Objective:
Search the records for the word "title" and report each line that has it.

Extracted records:
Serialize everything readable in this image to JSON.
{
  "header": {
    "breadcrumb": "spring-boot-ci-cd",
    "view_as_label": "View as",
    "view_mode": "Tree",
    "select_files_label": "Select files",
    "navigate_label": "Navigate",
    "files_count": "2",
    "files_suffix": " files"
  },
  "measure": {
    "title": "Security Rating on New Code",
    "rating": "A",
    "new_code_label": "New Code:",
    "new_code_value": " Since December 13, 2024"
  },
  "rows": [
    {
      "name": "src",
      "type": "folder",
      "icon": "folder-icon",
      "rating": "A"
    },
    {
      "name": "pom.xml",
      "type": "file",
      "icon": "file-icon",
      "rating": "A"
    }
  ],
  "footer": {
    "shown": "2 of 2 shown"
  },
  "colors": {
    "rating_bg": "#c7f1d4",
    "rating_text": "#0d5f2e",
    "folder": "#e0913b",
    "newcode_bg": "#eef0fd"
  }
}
...
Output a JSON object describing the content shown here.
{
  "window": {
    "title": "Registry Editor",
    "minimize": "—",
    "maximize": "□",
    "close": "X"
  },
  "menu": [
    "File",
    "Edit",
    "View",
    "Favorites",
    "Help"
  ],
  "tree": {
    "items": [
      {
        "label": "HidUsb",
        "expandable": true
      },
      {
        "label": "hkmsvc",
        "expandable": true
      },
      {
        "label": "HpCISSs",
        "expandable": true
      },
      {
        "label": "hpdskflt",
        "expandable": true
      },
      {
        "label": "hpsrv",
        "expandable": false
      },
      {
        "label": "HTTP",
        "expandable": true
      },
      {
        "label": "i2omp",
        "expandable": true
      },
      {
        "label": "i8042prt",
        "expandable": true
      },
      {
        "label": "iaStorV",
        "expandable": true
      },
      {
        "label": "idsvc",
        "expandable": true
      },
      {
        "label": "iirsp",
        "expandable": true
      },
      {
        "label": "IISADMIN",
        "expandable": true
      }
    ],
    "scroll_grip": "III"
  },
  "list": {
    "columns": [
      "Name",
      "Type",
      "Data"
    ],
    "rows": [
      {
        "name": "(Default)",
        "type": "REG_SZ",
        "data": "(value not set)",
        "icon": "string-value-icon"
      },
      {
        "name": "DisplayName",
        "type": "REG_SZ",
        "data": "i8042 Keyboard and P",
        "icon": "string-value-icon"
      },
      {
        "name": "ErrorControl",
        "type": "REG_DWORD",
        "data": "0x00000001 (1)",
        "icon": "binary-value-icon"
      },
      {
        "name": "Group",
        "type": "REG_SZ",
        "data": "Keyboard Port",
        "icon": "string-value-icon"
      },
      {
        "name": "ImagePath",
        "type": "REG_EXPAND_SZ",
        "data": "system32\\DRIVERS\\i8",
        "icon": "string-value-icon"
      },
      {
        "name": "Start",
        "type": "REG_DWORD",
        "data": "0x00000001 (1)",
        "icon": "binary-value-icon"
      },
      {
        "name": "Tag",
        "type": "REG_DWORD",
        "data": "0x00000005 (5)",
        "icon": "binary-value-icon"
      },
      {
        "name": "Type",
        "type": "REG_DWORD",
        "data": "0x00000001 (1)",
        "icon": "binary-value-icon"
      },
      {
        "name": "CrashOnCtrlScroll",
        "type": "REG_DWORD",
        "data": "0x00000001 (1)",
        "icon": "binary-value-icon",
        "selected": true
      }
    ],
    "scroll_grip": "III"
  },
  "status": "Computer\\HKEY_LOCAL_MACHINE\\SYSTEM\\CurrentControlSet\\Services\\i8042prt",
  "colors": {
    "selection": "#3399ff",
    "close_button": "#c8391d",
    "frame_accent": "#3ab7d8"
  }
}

Task result:
    "title": "Security Rating on New Code",
    "title": "Registry Editor",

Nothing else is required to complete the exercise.